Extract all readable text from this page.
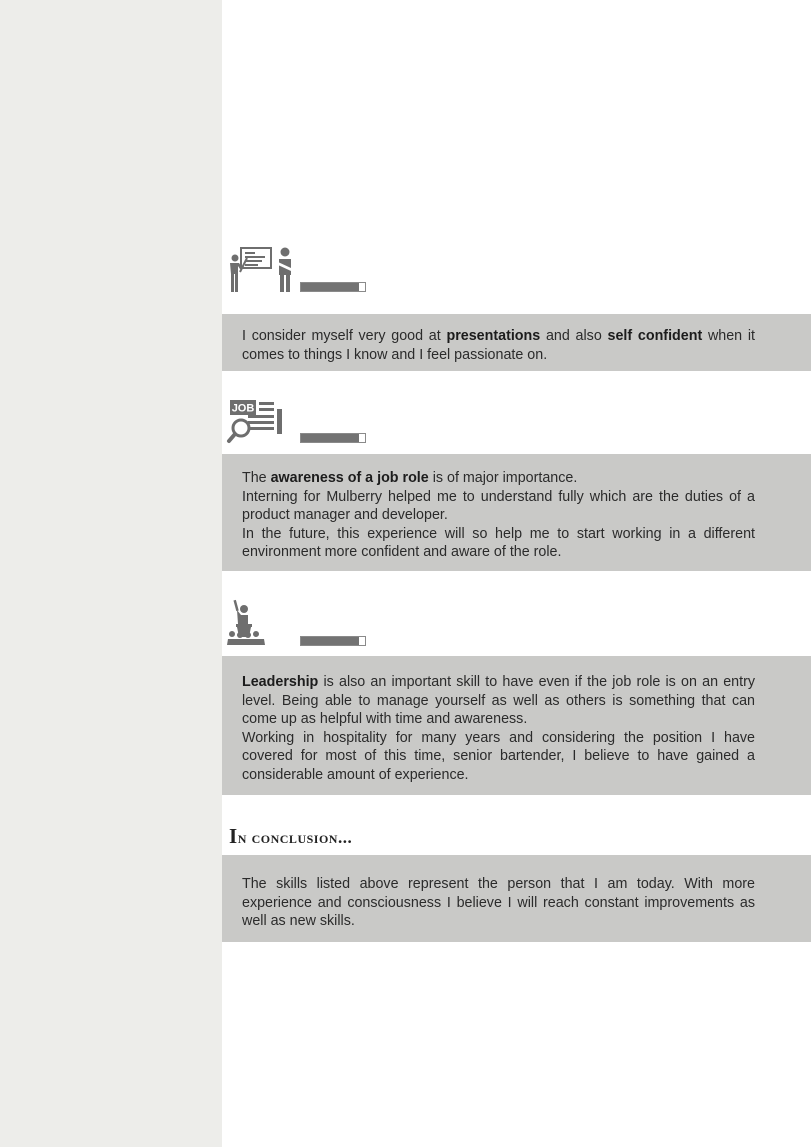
I consider myself very good at presentations and also self confident when it comes to things I know and I feel passionate on.

JOB

The awareness of a job role is of major importance.

Interning for Mulberry helped me to understand fully which are the duties of a product manager and developer.

In the future, this experience will so help me to start working in a different environment more confident and aware of the role.

Leadership is also an important skill to have even if the job role is on an entry level. Being able to manage yourself as well as others is something that can come up as helpful with time and awareness.

Working in hospitality for many years and considering the position I have covered for most of this time, senior bartender, I believe to have gained a considerable amount of experience.

In conclusion...

The skills listed above represent the person that I am today. With more experience and consciousness I believe I will reach constant improvements as well as new skills.
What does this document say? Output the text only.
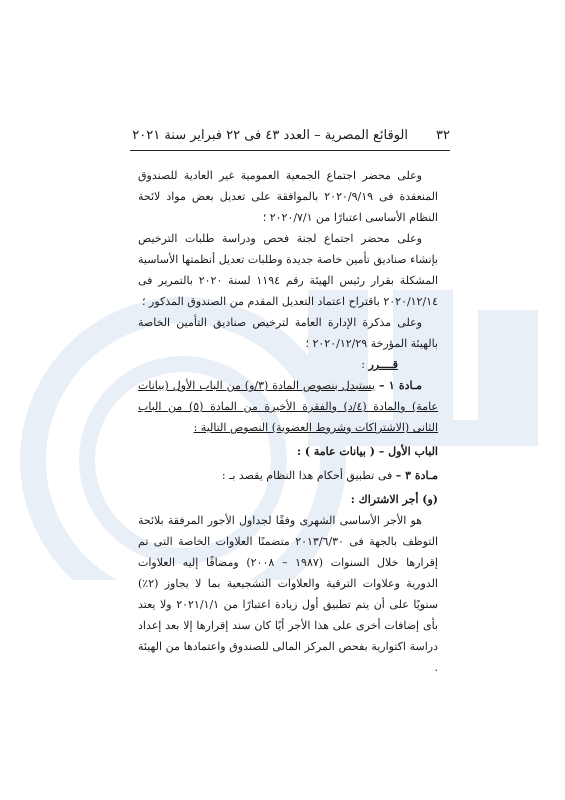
٣٢
الوقائع المصرية – العدد ٤٣ فى ٢٢ فبراير سنة ٢٠٢١

وعلى محضر اجتماع الجمعية العمومية غير العادية للصندوق المنعقدة فى ٢٠٢٠/٩/١٩ بالموافقة على تعديل بعض مواد لائحة النظام الأساسى اعتبارًا من ٢٠٢٠/٧/١ ؛

وعلى محضر اجتماع لجنة فحص ودراسة طلبات الترخيص بإنشاء صناديق تأمين خاصة جديدة وطلبات تعديل أنظمتها الأساسية المشكلة بقرار رئيس الهيئة رقم ١١٩٤ لسنة ٢٠٢٠ بالتمرير فى ٢٠٢٠/١٢/١٤ باقتراح اعتماد التعديل المقدم من الصندوق المذكور ؛

وعلى مذكرة الإدارة العامة لترخيص صناديق التأمين الخاصة بالهيئة المؤرخة ٢٠٢٠/١٢/٢٩ ؛

قــــرر :

مـادة ١ – يستبدل بنصوص المادة (٣/و) من الباب الأول (بيانات عامة) والمادة (٤/د) والفقرة الأخيرة من المادة (٥) من الباب الثانى (الاشتراكات وشروط العضوية) النصوص التالية :

الباب الأول – ( بيانات عامة ) :

مـادة ٣ – فى تطبيق أحكام هذا النظام يقصد بـ :

(و) أجر الاشتراك :

هو الأجر الأساسى الشهرى وفقًا لجداول الأجور المرفقة بلائحة التوظف بالجهة فى ٢٠١٣/٦/٣٠ متضمنًا العلاوات الخاصة التى تم إقرارها خلال السنوات (١٩٨٧ – ٢٠٠٨) ومضافًا إليه العلاوات الدورية وعلاوات الترقية والعلاوات التشجيعية بما لا يجاوز (٢٪) سنويًا على أن يتم تطبيق أول زيادة اعتبارًا من ٢٠٢١/١/١ ولا يعتد بأى إضافات أخرى على هذا الأجر أيًا كان سند إقرارها إلا بعد إعداد دراسة اكتوارية بفحص المركز المالى للصندوق واعتمادها من الهيئة .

§ §

Leave the pictures out and print the records above exactly as they stand.

**Output of the exercise**
Extract all readable text from this page.
I consider myself very good at presentations and also self confident when it comes to things I know and I feel passionate on.

JOB

The awareness of a job role is of major importance.

Interning for Mulberry helped me to understand fully which are the duties of a product manager and developer.

In the future, this experience will so help me to start working in a different environment more confident and aware of the role.

Leadership is also an important skill to have even if the job role is on an entry level. Being able to manage yourself as well as others is something that can come up as helpful with time and awareness.

Working in hospitality for many years and considering the position I have covered for most of this time, senior bartender, I believe to have gained a considerable amount of experience.

In conclusion...

The skills listed above represent the person that I am today. With more experience and consciousness I believe I will reach constant improvements as well as new skills.
What does this document say? Output the text only.
٣٢
الوقائع المصرية – العدد ٤٣ فى ٢٢ فبراير سنة ٢٠٢١

وعلى محضر اجتماع الجمعية العمومية غير العادية للصندوق المنعقدة فى ٢٠٢٠/٩/١٩ بالموافقة على تعديل بعض مواد لائحة النظام الأساسى اعتبارًا من ٢٠٢٠/٧/١ ؛

وعلى محضر اجتماع لجنة فحص ودراسة طلبات الترخيص بإنشاء صناديق تأمين خاصة جديدة وطلبات تعديل أنظمتها الأساسية المشكلة بقرار رئيس الهيئة رقم ١١٩٤ لسنة ٢٠٢٠ بالتمرير فى ٢٠٢٠/١٢/١٤ باقتراح اعتماد التعديل المقدم من الصندوق المذكور ؛

وعلى مذكرة الإدارة العامة لترخيص صناديق التأمين الخاصة بالهيئة المؤرخة ٢٠٢٠/١٢/٢٩ ؛

قــــرر :

مـادة ١ – يستبدل بنصوص المادة (٣/و) من الباب الأول (بيانات عامة) والمادة (٤/د) والفقرة الأخيرة من المادة (٥) من الباب الثانى (الاشتراكات وشروط العضوية) النصوص التالية :

الباب الأول – ( بيانات عامة ) :

مـادة ٣ – فى تطبيق أحكام هذا النظام يقصد بـ :

(و) أجر الاشتراك :

هو الأجر الأساسى الشهرى وفقًا لجداول الأجور المرفقة بلائحة التوظف بالجهة فى ٢٠١٣/٦/٣٠ متضمنًا العلاوات الخاصة التى تم إقرارها خلال السنوات (١٩٨٧ – ٢٠٠٨) ومضافًا إليه العلاوات الدورية وعلاوات الترقية والعلاوات التشجيعية بما لا يجاوز (٢٪) سنويًا على أن يتم تطبيق أول زيادة اعتبارًا من ٢٠٢١/١/١ ولا يعتد بأى إضافات أخرى على هذا الأجر أيًا كان سند إقرارها إلا بعد إعداد دراسة اكتوارية بفحص المركز المالى للصندوق واعتمادها من الهيئة .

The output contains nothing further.